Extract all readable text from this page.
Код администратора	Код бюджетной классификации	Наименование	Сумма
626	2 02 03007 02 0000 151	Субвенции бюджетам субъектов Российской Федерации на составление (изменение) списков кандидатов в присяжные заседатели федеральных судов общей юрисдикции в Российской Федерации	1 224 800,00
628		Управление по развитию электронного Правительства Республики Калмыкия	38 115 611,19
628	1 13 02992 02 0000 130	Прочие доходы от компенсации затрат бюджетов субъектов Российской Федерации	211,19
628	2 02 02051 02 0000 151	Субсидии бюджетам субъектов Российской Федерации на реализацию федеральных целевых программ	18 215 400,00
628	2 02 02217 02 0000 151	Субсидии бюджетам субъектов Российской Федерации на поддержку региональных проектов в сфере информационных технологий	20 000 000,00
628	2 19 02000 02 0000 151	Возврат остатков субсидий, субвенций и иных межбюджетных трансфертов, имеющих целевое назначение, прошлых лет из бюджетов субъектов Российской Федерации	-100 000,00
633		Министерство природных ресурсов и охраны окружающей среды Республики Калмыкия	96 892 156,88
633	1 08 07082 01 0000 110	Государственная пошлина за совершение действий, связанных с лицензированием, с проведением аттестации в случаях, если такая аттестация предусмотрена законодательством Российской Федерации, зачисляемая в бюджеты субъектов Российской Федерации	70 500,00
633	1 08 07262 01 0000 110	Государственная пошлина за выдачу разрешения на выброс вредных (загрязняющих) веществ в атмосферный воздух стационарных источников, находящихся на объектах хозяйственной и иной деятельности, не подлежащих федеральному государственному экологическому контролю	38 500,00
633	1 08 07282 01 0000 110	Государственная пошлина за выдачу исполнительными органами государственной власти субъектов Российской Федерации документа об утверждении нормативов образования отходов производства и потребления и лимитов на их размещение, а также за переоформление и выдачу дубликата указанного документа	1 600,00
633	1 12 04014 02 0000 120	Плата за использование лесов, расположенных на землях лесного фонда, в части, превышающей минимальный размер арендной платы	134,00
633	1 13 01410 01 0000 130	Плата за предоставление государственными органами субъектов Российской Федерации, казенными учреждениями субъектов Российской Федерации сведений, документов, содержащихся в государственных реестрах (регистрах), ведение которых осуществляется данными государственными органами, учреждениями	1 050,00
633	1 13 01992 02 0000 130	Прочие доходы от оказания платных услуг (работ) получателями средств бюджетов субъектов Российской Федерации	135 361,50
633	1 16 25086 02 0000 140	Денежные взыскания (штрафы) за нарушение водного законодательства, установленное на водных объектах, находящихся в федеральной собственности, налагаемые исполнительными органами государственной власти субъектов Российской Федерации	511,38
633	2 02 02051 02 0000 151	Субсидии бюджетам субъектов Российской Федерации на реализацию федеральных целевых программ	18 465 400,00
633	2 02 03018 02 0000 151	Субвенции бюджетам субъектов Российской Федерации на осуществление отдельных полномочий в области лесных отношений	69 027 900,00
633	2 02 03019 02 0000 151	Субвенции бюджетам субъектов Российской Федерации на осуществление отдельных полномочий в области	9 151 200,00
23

◇ ◇ ◇ ◇ ◇ ◇ ◇

Output the listing above word for word.

Result of this exercise
Extract all readable text from this page.
Код администратора	Код бюджетной классификации	Наименование	Сумма
626	2 02 03007 02 0000 151	Субвенции бюджетам субъектов Российской Федерации на составление (изменение) списков кандидатов в присяжные заседатели федеральных судов общей юрисдикции в Российской Федерации	1 224 800,00
628		Управление по развитию электронного Правительства Республики Калмыкия	38 115 611,19
628	1 13 02992 02 0000 130	Прочие доходы от компенсации затрат бюджетов субъектов Российской Федерации	211,19
628	2 02 02051 02 0000 151	Субсидии бюджетам субъектов Российской Федерации на реализацию федеральных целевых программ	18 215 400,00
628	2 02 02217 02 0000 151	Субсидии бюджетам субъектов Российской Федерации на поддержку региональных проектов в сфере информационных технологий	20 000 000,00
628	2 19 02000 02 0000 151	Возврат остатков субсидий, субвенций и иных межбюджетных трансфертов, имеющих целевое назначение, прошлых лет из бюджетов субъектов Российской Федерации	-100 000,00
633		Министерство природных ресурсов и охраны окружающей среды Республики Калмыкия	96 892 156,88
633	1 08 07082 01 0000 110	Государственная пошлина за совершение действий, связанных с лицензированием, с проведением аттестации в случаях, если такая аттестация предусмотрена законодательством Российской Федерации, зачисляемая в бюджеты субъектов Российской Федерации	70 500,00
633	1 08 07262 01 0000 110	Государственная пошлина за выдачу разрешения на выброс вредных (загрязняющих) веществ в атмосферный воздух стационарных источников, находящихся на объектах хозяйственной и иной деятельности, не подлежащих федеральному государственному экологическому контролю	38 500,00
633	1 08 07282 01 0000 110	Государственная пошлина за выдачу исполнительными органами государственной власти субъектов Российской Федерации документа об утверждении нормативов образования отходов производства и потребления и лимитов на их размещение, а также за переоформление и выдачу дубликата указанного документа	1 600,00
633	1 12 04014 02 0000 120	Плата за использование лесов, расположенных на землях лесного фонда, в части, превышающей минимальный размер арендной платы	134,00
633	1 13 01410 01 0000 130	Плата за предоставление государственными органами субъектов Российской Федерации, казенными учреждениями субъектов Российской Федерации сведений, документов, содержащихся в государственных реестрах (регистрах), ведение которых осуществляется данными государственными органами, учреждениями	1 050,00
633	1 13 01992 02 0000 130	Прочие доходы от оказания платных услуг (работ) получателями средств бюджетов субъектов Российской Федерации	135 361,50
633	1 16 25086 02 0000 140	Денежные взыскания (штрафы) за нарушение водного законодательства, установленное на водных объектах, находящихся в федеральной собственности, налагаемые исполнительными органами государственной власти субъектов Российской Федерации	511,38
633	2 02 02051 02 0000 151	Субсидии бюджетам субъектов Российской Федерации на реализацию федеральных целевых программ	18 465 400,00
633	2 02 03018 02 0000 151	Субвенции бюджетам субъектов Российской Федерации на осуществление отдельных полномочий в области лесных отношений	69 027 900,00
633	2 02 03019 02 0000 151	Субвенции бюджетам субъектов Российской Федерации на осуществление отдельных полномочий в области	9 151 200,00
23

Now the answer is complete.